Data records:
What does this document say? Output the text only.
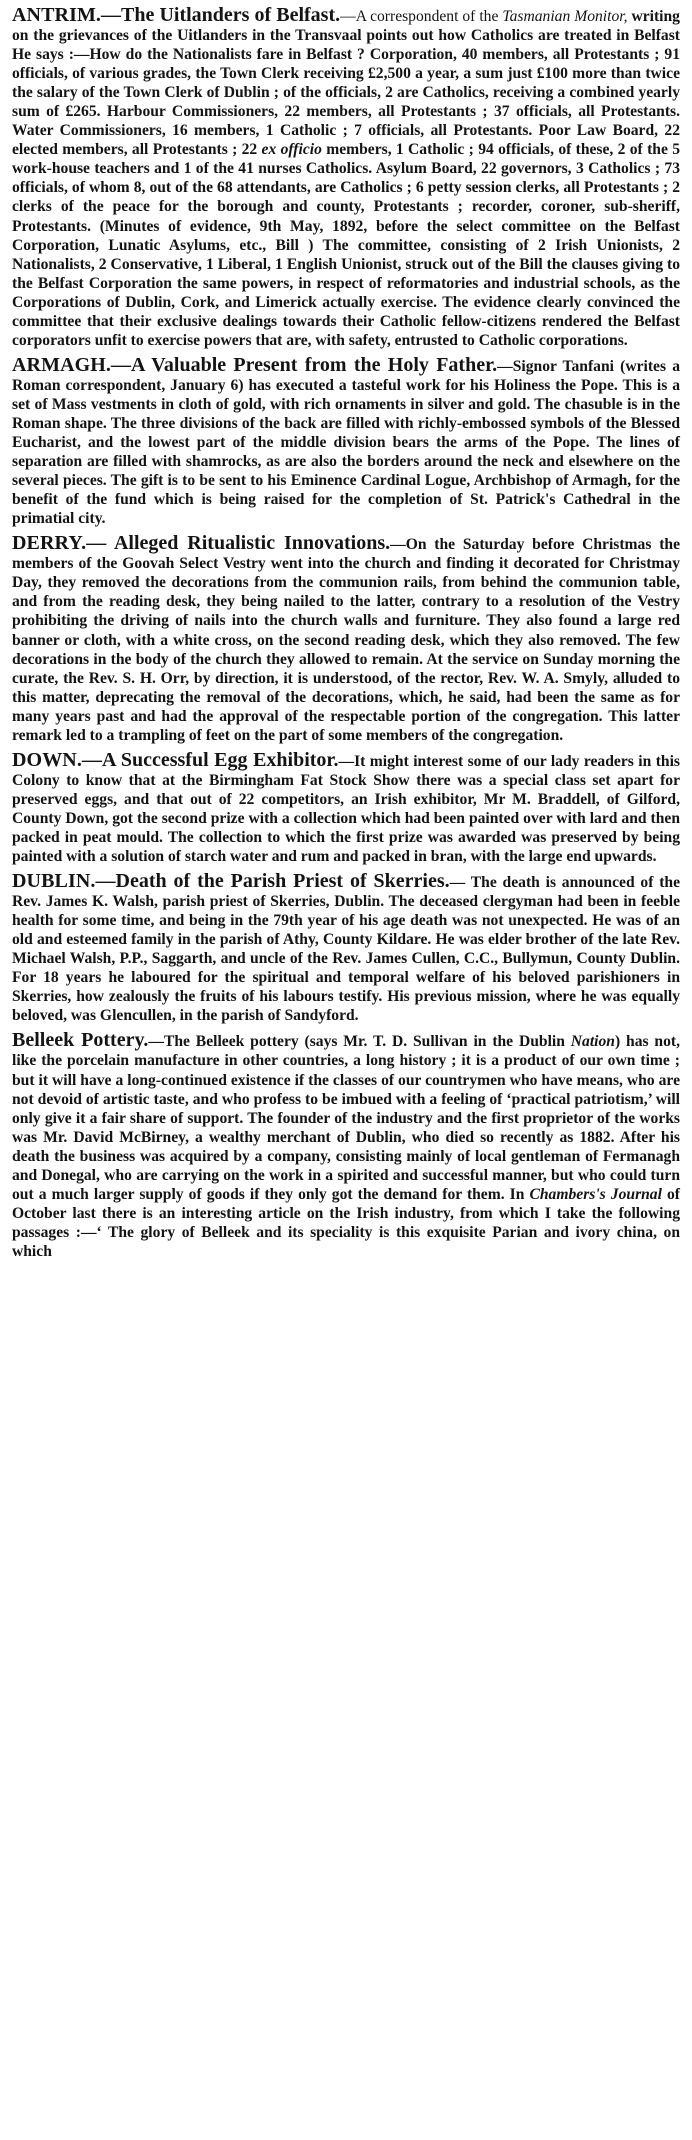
ANTRIM.—The Uitlanders of Belfast.—A correspondent of the Tasmanian Monitor, writing on the grievances of the Uitlanders in the Transvaal points out how Catholics are treated in Belfast He says :—How do the Nationalists fare in Belfast ? Corporation, 40 members, all Protestants ; 91 officials, of various grades, the Town Clerk receiving £2,500 a year, a sum just £100 more than twice the salary of the Town Clerk of Dublin ; of the officials, 2 are Catholics, receiving a combined yearly sum of £265. Harbour Commissioners, 22 members, all Protestants ; 37 officials, all Protestants. Water Commissioners, 16 members, 1 Catholic ; 7 officials, all Protestants. Poor Law Board, 22 elected members, all Protestants ; 22 ex officio members, 1 Catholic ; 94 officials, of these, 2 of the 5 work-house teachers and 1 of the 41 nurses Catholics. Asylum Board, 22 governors, 3 Catholics ; 73 officials, of whom 8, out of the 68 attendants, are Catholics ; 6 petty session clerks, all Protestants ; 2 clerks of the peace for the borough and county, Protestants ; recorder, coroner, sub-sheriff, Protestants. (Minutes of evidence, 9th May, 1892, before the select committee on the Belfast Corporation, Lunatic Asylums, etc., Bill ) The committee, consisting of 2 Irish Unionists, 2 Nationalists, 2 Conservative, 1 Liberal, 1 English Unionist, struck out of the Bill the clauses giving to the Belfast Corporation the same powers, in respect of reformatories and industrial schools, as the Corporations of Dublin, Cork, and Limerick actually exercise. The evidence clearly convinced the committee that their exclusive dealings towards their Catholic fellow-citizens rendered the Belfast corporators unfit to exercise powers that are, with safety, entrusted to Catholic corporations.

ARMAGH.—A Valuable Present from the Holy Father.—Signor Tanfani (writes a Roman correspondent, January 6) has executed a tasteful work for his Holiness the Pope. This is a set of Mass vestments in cloth of gold, with rich ornaments in silver and gold. The chasuble is in the Roman shape. The three divisions of the back are filled with richly-embossed symbols of the Blessed Eucharist, and the lowest part of the middle division bears the arms of the Pope. The lines of separation are filled with shamrocks, as are also the borders around the neck and elsewhere on the several pieces. The gift is to be sent to his Eminence Cardinal Logue, Archbishop of Armagh, for the benefit of the fund which is being raised for the completion of St. Patrick's Cathedral in the primatial city.

DERRY.— Alleged Ritualistic Innovations.—On the Saturday before Christmas the members of the Goovah Select Vestry went into the church and finding it decorated for Christmay Day, they removed the decorations from the communion rails, from behind the communion table, and from the reading desk, they being nailed to the latter, contrary to a resolution of the Vestry prohibiting the driving of nails into the church walls and furniture. They also found a large red banner or cloth, with a white cross, on the second reading desk, which they also removed. The few decorations in the body of the church they allowed to remain. At the service on Sunday morning the curate, the Rev. S. H. Orr, by direction, it is understood, of the rector, Rev. W. A. Smyly, alluded to this matter, deprecating the removal of the decorations, which, he said, had been the same as for many years past and had the approval of the respectable portion of the congregation. This latter remark led to a trampling of feet on the part of some members of the congregation.

DOWN.—A Successful Egg Exhibitor.—It might interest some of our lady readers in this Colony to know that at the Birmingham Fat Stock Show there was a special class set apart for preserved eggs, and that out of 22 competitors, an Irish exhibitor, Mr M. Braddell, of Gilford, County Down, got the second prize with a collection which had been painted over with lard and then packed in peat mould. The collection to which the first prize was awarded was preserved by being painted with a solution of starch water and rum and packed in bran, with the large end upwards.

DUBLIN.—Death of the Parish Priest of Skerries.— The death is announced of the Rev. James K. Walsh, parish priest of Skerries, Dublin. The deceased clergyman had been in feeble health for some time, and being in the 79th year of his age death was not unexpected. He was of an old and esteemed family in the parish of Athy, County Kildare. He was elder brother of the late Rev. Michael Walsh, P.P., Saggarth, and uncle of the Rev. James Cullen, C.C., Bullymun, County Dublin. For 18 years he laboured for the spiritual and temporal welfare of his beloved parishioners in Skerries, how zealously the fruits of his labours testify. His previous mission, where he was equally beloved, was Glencullen, in the parish of Sandyford.

Belleek Pottery.—The Belleek pottery (says Mr. T. D. Sullivan in the Dublin Nation) has not, like the porcelain manufacture in other countries, a long history ; it is a product of our own time ; but it will have a long-continued existence if the classes of our countrymen who have means, who are not devoid of artistic taste, and who profess to be imbued with a feeling of ‘practical patriotism,’ will only give it a fair share of support. The founder of the industry and the first proprietor of the works was Mr. David McBirney, a wealthy merchant of Dublin, who died so recently as 1882. After his death the business was acquired by a company, consisting mainly of local gentleman of Fermanagh and Donegal, who are carrying on the work in a spirited and successful manner, but who could turn out a much larger supply of goods if they only got the demand for them. In Chambers's Journal of October last there is an interesting article on the Irish industry, from which I take the following passages :—‘ The glory of Belleek and its speciality is this exquisite Parian and ivory china, on which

**REQUIREMENTS**
Return the full material word for word. Do not include the pictures.

**REPLY TO THE TASK**
What does this document say? Output the text only.
ANTRIM.—The Uitlanders of Belfast.—A correspondent of the Tasmanian Monitor, writing on the grievances of the Uitlanders in the Transvaal points out how Catholics are treated in Belfast He says :—How do the Nationalists fare in Belfast ? Corporation, 40 members, all Protestants ; 91 officials, of various grades, the Town Clerk receiving £2,500 a year, a sum just £100 more than twice the salary of the Town Clerk of Dublin ; of the officials, 2 are Catholics, receiving a combined yearly sum of £265. Harbour Commissioners, 22 members, all Protestants ; 37 officials, all Protestants. Water Commissioners, 16 members, 1 Catholic ; 7 officials, all Protestants. Poor Law Board, 22 elected members, all Protestants ; 22 ex officio members, 1 Catholic ; 94 officials, of these, 2 of the 5 work-house teachers and 1 of the 41 nurses Catholics. Asylum Board, 22 governors, 3 Catholics ; 73 officials, of whom 8, out of the 68 attendants, are Catholics ; 6 petty session clerks, all Protestants ; 2 clerks of the peace for the borough and county, Protestants ; recorder, coroner, sub-sheriff, Protestants. (Minutes of evidence, 9th May, 1892, before the select committee on the Belfast Corporation, Lunatic Asylums, etc., Bill ) The committee, consisting of 2 Irish Unionists, 2 Nationalists, 2 Conservative, 1 Liberal, 1 English Unionist, struck out of the Bill the clauses giving to the Belfast Corporation the same powers, in respect of reformatories and industrial schools, as the Corporations of Dublin, Cork, and Limerick actually exercise. The evidence clearly convinced the committee that their exclusive dealings towards their Catholic fellow-citizens rendered the Belfast corporators unfit to exercise powers that are, with safety, entrusted to Catholic corporations.

ARMAGH.—A Valuable Present from the Holy Father.—Signor Tanfani (writes a Roman correspondent, January 6) has executed a tasteful work for his Holiness the Pope. This is a set of Mass vestments in cloth of gold, with rich ornaments in silver and gold. The chasuble is in the Roman shape. The three divisions of the back are filled with richly-embossed symbols of the Blessed Eucharist, and the lowest part of the middle division bears the arms of the Pope. The lines of separation are filled with shamrocks, as are also the borders around the neck and elsewhere on the several pieces. The gift is to be sent to his Eminence Cardinal Logue, Archbishop of Armagh, for the benefit of the fund which is being raised for the completion of St. Patrick's Cathedral in the primatial city.

DERRY.— Alleged Ritualistic Innovations.—On the Saturday before Christmas the members of the Goovah Select Vestry went into the church and finding it decorated for Christmay Day, they removed the decorations from the communion rails, from behind the communion table, and from the reading desk, they being nailed to the latter, contrary to a resolution of the Vestry prohibiting the driving of nails into the church walls and furniture. They also found a large red banner or cloth, with a white cross, on the second reading desk, which they also removed. The few decorations in the body of the church they allowed to remain. At the service on Sunday morning the curate, the Rev. S. H. Orr, by direction, it is understood, of the rector, Rev. W. A. Smyly, alluded to this matter, deprecating the removal of the decorations, which, he said, had been the same as for many years past and had the approval of the respectable portion of the congregation. This latter remark led to a trampling of feet on the part of some members of the congregation.

DOWN.—A Successful Egg Exhibitor.—It might interest some of our lady readers in this Colony to know that at the Birmingham Fat Stock Show there was a special class set apart for preserved eggs, and that out of 22 competitors, an Irish exhibitor, Mr M. Braddell, of Gilford, County Down, got the second prize with a collection which had been painted over with lard and then packed in peat mould. The collection to which the first prize was awarded was preserved by being painted with a solution of starch water and rum and packed in bran, with the large end upwards.

DUBLIN.—Death of the Parish Priest of Skerries.— The death is announced of the Rev. James K. Walsh, parish priest of Skerries, Dublin. The deceased clergyman had been in feeble health for some time, and being in the 79th year of his age death was not unexpected. He was of an old and esteemed family in the parish of Athy, County Kildare. He was elder brother of the late Rev. Michael Walsh, P.P., Saggarth, and uncle of the Rev. James Cullen, C.C., Bullymun, County Dublin. For 18 years he laboured for the spiritual and temporal welfare of his beloved parishioners in Skerries, how zealously the fruits of his labours testify. His previous mission, where he was equally beloved, was Glencullen, in the parish of Sandyford.

Belleek Pottery.—The Belleek pottery (says Mr. T. D. Sullivan in the Dublin Nation) has not, like the porcelain manufacture in other countries, a long history ; it is a product of our own time ; but it will have a long-continued existence if the classes of our countrymen who have means, who are not devoid of artistic taste, and who profess to be imbued with a feeling of ‘practical patriotism,’ will only give it a fair share of support. The founder of the industry and the first proprietor of the works was Mr. David McBirney, a wealthy merchant of Dublin, who died so recently as 1882. After his death the business was acquired by a company, consisting mainly of local gentleman of Fermanagh and Donegal, who are carrying on the work in a spirited and successful manner, but who could turn out a much larger supply of goods if they only got the demand for them. In Chambers's Journal of October last there is an interesting article on the Irish industry, from which I take the following passages :—‘ The glory of Belleek and its speciality is this exquisite Parian and ivory china, on which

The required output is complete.